(A block of data)
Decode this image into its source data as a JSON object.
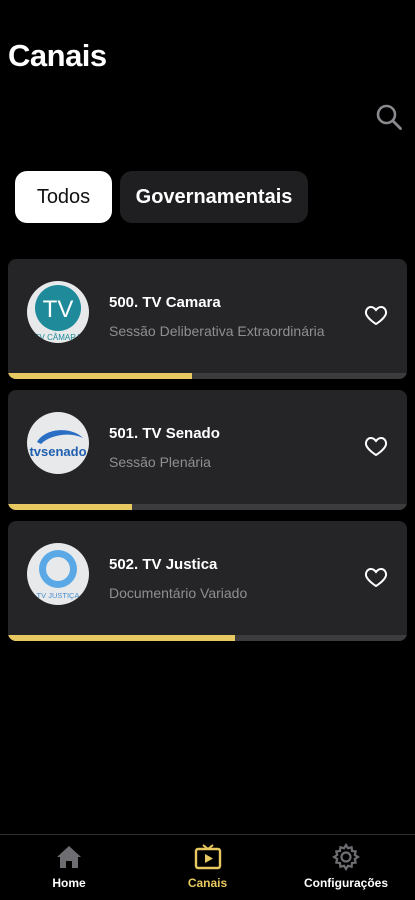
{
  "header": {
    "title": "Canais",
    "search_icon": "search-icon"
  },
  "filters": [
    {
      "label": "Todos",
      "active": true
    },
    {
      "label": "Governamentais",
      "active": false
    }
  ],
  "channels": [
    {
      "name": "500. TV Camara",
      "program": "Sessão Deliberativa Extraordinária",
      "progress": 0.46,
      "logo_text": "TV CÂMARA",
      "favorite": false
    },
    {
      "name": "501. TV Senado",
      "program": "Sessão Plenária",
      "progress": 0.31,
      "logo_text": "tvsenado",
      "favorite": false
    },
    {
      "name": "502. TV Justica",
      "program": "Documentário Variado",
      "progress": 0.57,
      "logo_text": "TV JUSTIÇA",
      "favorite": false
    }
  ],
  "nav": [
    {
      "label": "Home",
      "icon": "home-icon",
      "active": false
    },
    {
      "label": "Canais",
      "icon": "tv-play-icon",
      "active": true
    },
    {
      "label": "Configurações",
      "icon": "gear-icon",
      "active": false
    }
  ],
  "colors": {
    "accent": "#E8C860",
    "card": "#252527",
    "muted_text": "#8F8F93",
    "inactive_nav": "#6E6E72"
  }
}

--

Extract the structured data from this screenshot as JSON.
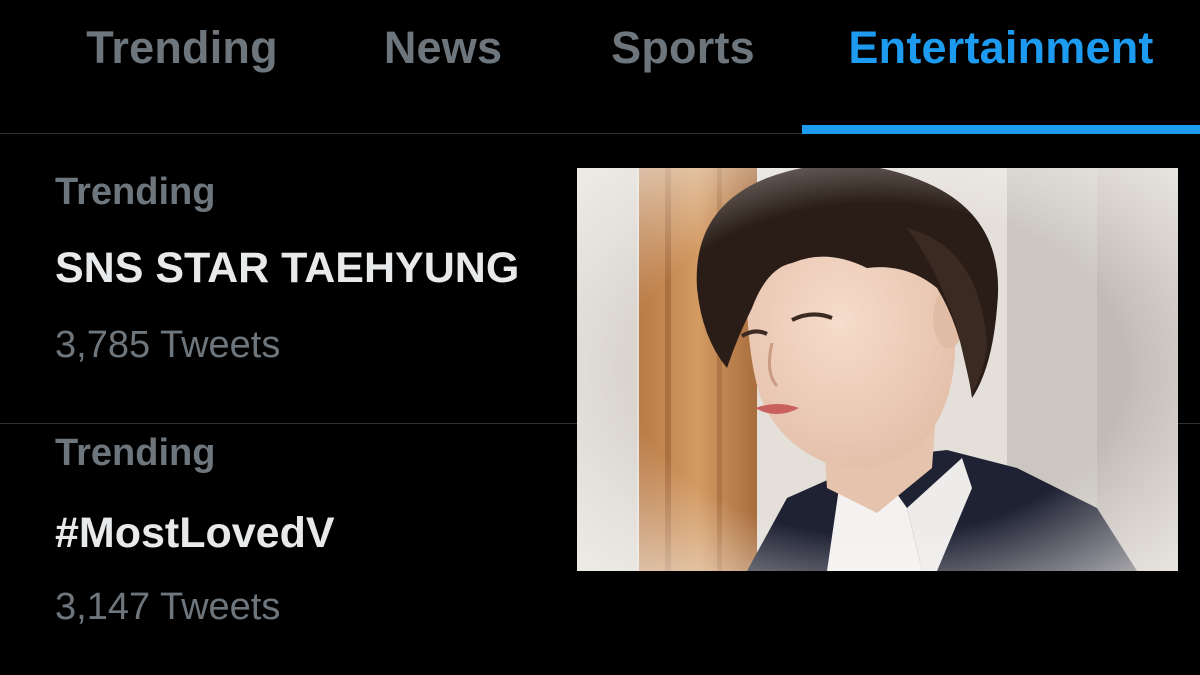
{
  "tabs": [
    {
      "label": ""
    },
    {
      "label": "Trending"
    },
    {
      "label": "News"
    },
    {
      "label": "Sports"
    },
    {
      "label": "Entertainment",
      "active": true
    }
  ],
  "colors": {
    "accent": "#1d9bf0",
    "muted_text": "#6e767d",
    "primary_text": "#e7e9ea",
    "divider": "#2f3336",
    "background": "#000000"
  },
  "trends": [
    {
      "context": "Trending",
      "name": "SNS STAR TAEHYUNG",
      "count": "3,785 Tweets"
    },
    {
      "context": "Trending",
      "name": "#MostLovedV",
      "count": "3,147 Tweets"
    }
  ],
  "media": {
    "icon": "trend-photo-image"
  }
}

▶ **AIM**
Copy out every line from the records that has the word "progress".

▶ **RESPONSE BELOW**
      "progress": 0.46,
      "progress": 0.31,
      "progress": 0.57,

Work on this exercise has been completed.